- _EXERCISE AIM_: Look through the data below and say how many of its lines contain "this", adding nothing else.
====
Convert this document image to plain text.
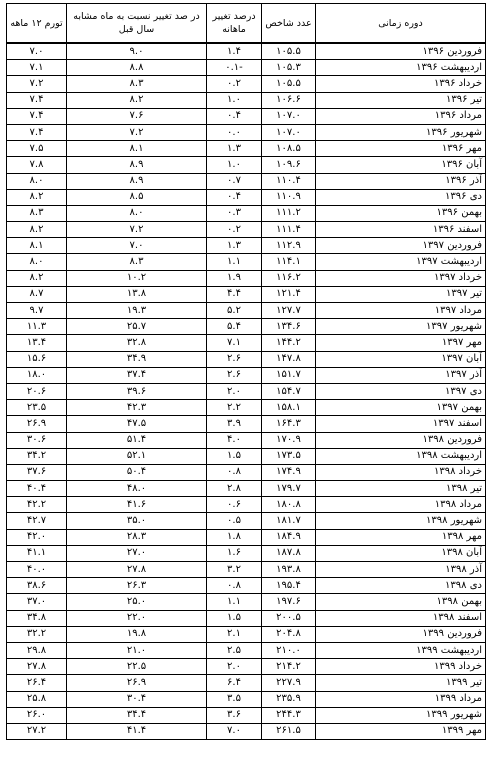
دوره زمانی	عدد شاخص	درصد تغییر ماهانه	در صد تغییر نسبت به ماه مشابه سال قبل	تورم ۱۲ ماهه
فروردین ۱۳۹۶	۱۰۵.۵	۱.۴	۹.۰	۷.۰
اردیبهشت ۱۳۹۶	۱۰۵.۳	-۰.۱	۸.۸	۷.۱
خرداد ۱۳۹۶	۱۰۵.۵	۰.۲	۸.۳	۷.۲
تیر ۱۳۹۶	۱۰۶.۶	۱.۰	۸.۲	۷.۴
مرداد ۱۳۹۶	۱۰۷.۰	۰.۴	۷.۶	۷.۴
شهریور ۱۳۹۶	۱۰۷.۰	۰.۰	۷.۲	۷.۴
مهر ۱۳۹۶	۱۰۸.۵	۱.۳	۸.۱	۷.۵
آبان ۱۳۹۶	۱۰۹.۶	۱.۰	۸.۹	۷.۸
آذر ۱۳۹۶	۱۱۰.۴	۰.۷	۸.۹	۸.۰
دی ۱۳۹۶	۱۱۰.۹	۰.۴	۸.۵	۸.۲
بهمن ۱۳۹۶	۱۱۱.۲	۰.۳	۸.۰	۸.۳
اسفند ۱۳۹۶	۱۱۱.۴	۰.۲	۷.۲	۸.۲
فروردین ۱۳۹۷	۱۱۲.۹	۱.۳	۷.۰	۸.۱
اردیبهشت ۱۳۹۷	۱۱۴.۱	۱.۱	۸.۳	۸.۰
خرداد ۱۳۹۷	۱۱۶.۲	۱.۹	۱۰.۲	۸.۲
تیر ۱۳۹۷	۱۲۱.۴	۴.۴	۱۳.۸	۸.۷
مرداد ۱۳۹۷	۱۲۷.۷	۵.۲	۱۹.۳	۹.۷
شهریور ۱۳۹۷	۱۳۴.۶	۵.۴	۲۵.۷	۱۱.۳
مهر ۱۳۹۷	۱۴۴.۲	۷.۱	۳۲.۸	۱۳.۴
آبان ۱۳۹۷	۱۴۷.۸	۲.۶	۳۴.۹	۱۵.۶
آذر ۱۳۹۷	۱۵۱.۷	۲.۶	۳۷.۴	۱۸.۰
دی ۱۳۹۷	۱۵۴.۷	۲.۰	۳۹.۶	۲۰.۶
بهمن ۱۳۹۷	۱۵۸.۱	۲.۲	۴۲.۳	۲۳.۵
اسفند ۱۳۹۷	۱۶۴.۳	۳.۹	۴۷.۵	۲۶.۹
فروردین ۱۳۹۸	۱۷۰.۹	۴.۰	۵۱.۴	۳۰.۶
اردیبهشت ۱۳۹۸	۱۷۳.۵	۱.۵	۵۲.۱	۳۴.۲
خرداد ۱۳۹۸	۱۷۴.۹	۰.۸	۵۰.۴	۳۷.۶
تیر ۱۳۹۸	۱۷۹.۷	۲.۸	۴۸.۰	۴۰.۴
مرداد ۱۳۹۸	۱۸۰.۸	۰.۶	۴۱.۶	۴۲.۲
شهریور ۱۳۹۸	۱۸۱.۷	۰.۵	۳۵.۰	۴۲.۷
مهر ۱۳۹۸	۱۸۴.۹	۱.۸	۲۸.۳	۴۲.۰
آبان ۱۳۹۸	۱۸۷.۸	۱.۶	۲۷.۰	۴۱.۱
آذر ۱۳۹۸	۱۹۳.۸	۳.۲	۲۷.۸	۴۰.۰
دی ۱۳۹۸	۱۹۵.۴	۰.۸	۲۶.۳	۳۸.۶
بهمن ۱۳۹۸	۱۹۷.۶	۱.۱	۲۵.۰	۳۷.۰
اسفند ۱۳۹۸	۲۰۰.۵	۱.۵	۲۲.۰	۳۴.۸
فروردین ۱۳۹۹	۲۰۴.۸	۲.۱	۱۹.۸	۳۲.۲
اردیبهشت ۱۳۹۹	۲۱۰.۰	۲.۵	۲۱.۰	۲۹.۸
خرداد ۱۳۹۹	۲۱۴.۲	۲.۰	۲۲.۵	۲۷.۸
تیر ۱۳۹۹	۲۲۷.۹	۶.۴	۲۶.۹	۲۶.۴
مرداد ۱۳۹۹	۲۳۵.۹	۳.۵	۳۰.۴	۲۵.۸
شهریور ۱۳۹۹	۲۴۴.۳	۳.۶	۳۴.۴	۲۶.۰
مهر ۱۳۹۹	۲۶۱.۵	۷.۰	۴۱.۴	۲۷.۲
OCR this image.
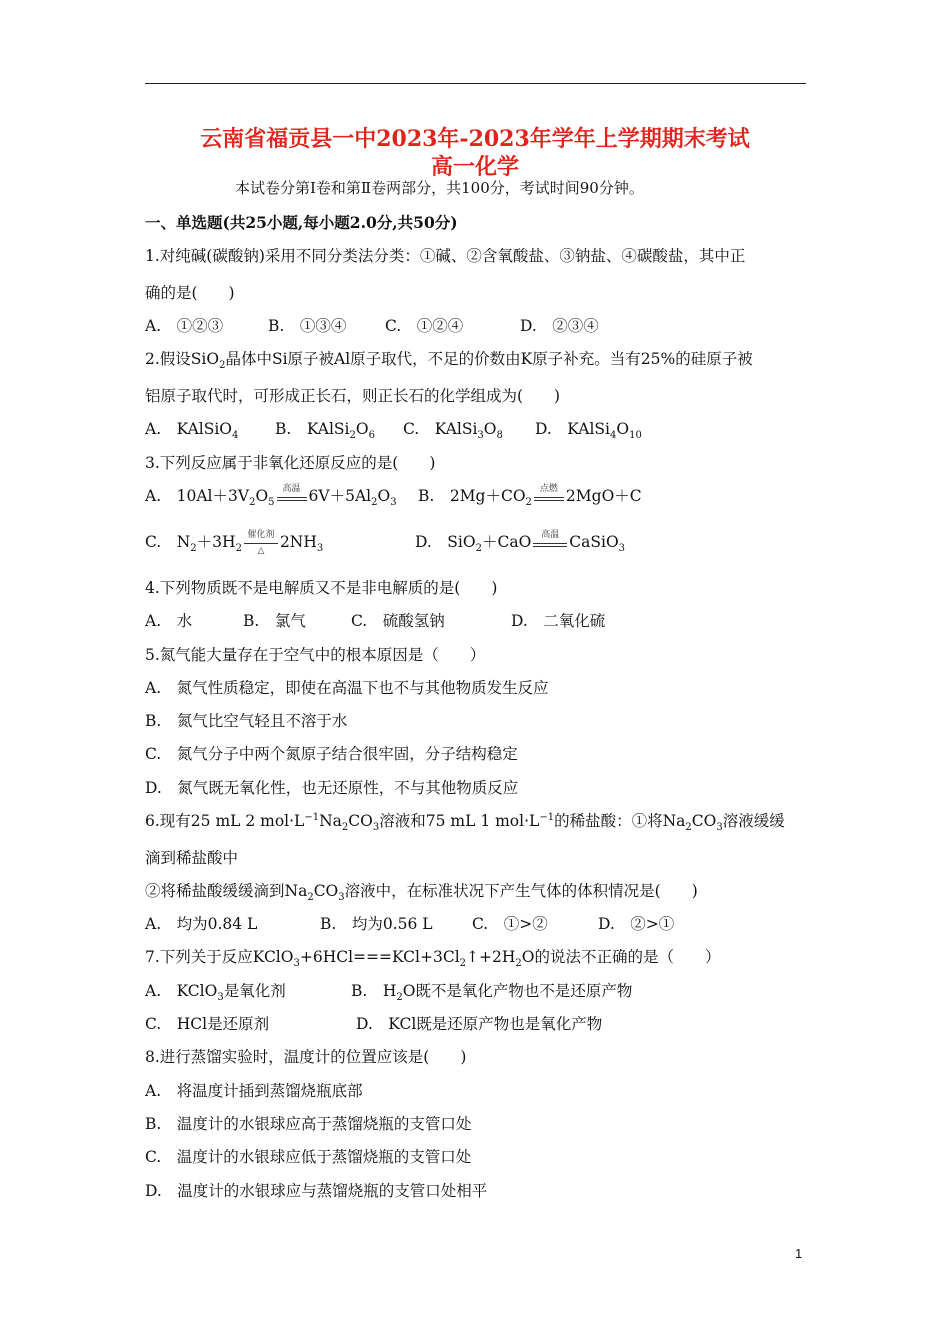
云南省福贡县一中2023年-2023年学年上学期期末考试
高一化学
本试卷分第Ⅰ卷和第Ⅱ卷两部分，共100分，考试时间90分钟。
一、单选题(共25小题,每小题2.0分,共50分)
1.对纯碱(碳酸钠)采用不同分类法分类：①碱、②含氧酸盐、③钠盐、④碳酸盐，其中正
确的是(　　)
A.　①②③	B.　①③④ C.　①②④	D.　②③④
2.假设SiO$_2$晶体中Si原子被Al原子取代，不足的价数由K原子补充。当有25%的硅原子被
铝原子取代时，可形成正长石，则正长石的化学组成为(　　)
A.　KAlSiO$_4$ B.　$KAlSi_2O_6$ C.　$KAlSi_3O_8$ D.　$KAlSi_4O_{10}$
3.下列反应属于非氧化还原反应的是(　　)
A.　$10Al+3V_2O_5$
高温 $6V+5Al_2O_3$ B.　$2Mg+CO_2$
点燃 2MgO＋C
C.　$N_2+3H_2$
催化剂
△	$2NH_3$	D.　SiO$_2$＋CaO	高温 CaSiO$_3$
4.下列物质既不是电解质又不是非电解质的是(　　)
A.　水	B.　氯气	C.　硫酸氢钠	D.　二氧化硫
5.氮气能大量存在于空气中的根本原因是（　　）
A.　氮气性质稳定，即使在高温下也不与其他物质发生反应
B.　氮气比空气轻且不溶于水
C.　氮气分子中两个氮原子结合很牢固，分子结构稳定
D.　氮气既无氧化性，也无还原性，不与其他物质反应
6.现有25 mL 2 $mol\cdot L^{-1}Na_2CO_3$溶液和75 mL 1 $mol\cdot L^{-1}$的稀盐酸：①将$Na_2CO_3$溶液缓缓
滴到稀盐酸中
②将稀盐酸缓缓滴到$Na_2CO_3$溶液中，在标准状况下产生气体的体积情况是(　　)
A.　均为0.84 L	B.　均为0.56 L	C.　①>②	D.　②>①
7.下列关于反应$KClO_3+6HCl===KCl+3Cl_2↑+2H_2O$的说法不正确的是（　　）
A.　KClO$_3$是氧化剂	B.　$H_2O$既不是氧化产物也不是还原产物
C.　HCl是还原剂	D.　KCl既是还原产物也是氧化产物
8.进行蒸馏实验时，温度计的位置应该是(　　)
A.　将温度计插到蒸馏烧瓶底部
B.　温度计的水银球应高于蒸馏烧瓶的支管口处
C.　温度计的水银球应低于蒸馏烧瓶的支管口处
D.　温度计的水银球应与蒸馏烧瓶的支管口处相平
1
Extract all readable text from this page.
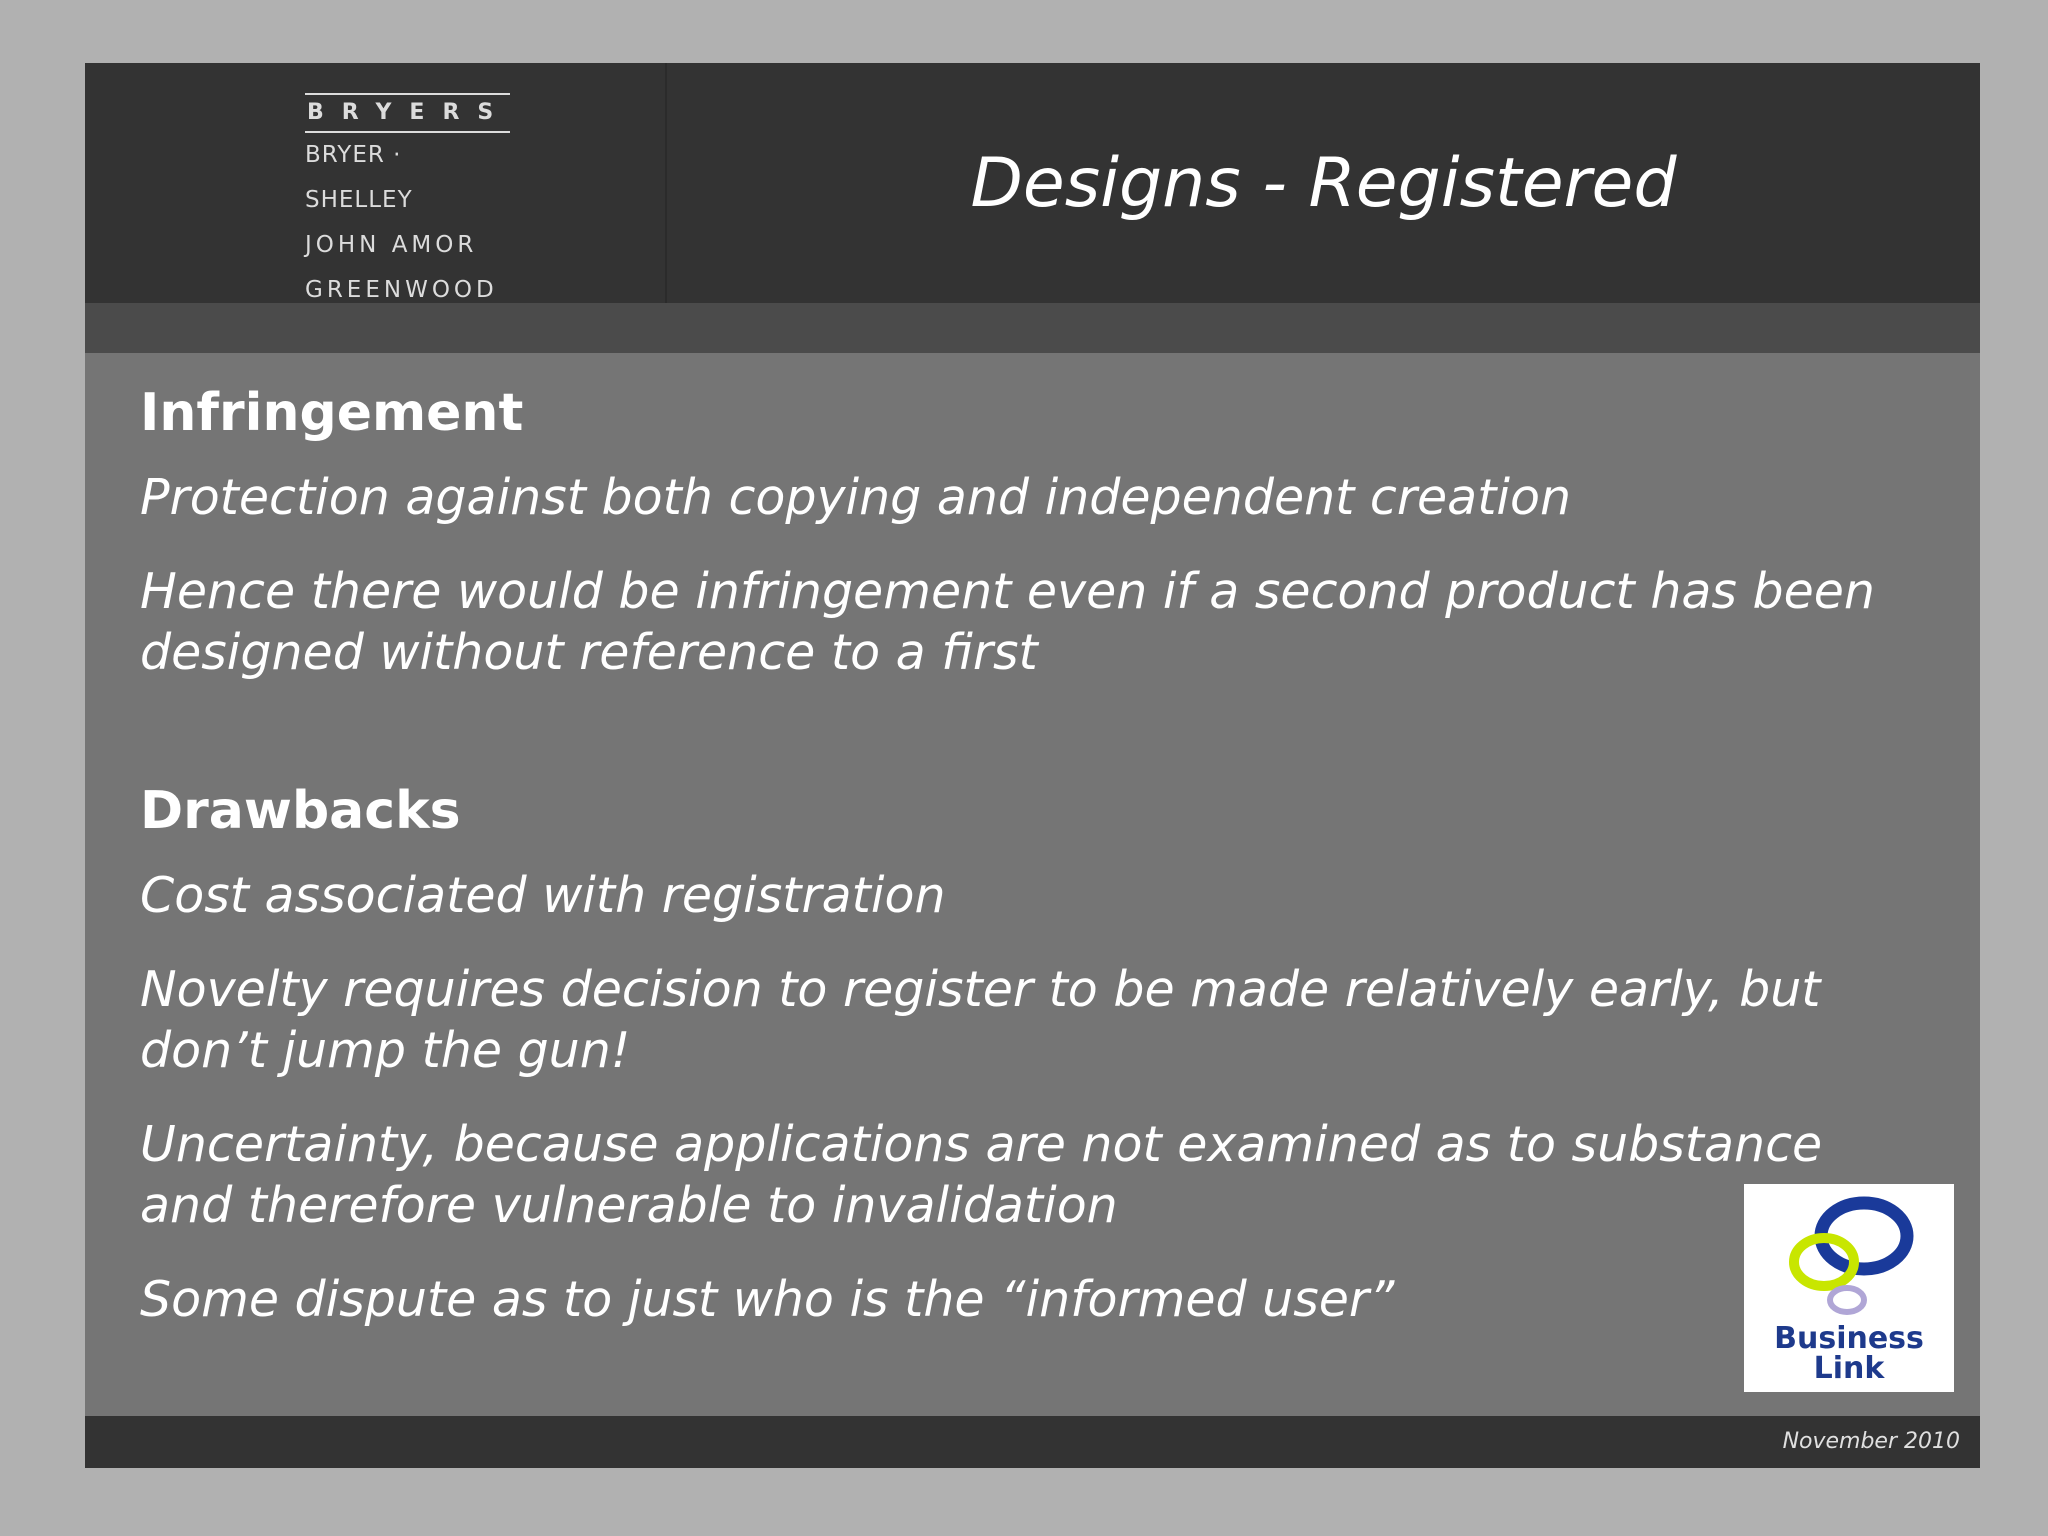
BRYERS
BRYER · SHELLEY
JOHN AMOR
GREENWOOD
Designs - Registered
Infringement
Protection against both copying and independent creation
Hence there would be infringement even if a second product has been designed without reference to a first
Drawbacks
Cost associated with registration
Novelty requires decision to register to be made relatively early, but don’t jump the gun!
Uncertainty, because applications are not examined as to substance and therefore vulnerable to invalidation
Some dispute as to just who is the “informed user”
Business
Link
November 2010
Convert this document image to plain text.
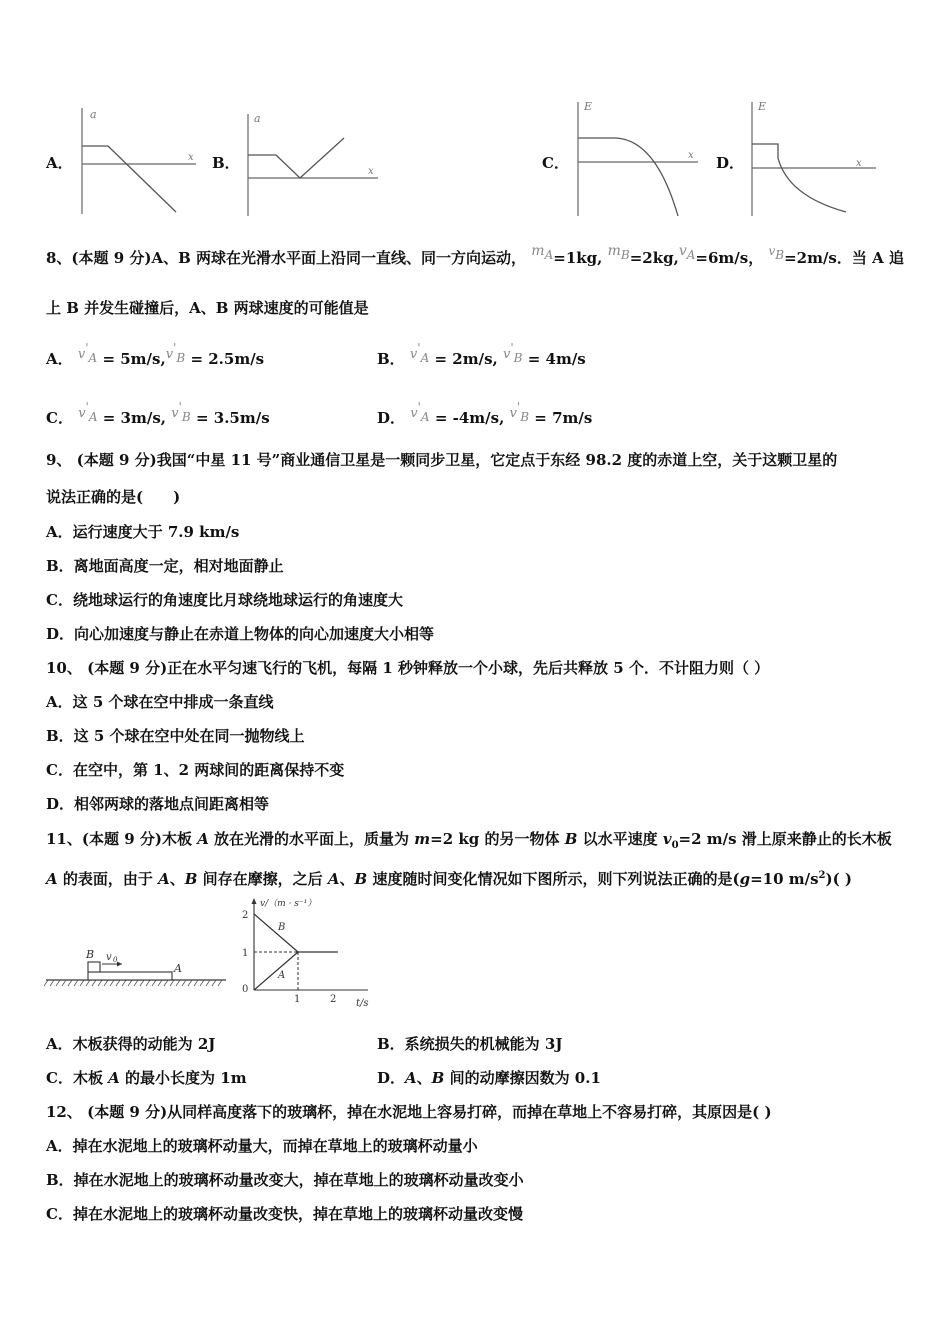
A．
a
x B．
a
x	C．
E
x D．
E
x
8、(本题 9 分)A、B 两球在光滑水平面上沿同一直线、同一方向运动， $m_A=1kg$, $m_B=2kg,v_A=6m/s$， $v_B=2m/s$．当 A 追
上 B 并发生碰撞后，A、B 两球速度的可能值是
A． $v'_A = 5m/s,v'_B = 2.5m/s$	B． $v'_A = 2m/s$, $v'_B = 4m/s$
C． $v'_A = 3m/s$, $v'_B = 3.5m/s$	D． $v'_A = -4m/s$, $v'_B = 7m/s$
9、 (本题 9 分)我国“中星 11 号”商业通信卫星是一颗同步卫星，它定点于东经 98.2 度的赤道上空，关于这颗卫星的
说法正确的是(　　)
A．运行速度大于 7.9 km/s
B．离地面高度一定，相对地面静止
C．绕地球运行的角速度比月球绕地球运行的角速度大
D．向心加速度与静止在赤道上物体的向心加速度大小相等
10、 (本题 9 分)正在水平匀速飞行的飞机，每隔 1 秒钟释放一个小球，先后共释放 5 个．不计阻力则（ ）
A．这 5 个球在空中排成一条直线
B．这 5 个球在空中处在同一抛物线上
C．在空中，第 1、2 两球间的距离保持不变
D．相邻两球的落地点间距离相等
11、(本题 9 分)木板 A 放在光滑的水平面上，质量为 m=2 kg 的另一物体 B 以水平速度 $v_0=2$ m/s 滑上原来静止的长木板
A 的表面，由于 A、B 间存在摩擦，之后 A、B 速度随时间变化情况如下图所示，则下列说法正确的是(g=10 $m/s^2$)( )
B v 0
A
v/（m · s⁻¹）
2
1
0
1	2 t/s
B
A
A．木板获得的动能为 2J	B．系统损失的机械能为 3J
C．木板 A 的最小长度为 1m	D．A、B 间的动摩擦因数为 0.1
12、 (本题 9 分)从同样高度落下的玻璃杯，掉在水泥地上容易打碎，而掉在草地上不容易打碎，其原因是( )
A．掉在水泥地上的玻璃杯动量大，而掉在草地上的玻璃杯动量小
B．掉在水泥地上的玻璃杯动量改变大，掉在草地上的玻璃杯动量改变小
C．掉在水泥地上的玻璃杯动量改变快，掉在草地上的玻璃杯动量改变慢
====
- _EXERCISE ANSWER_: 4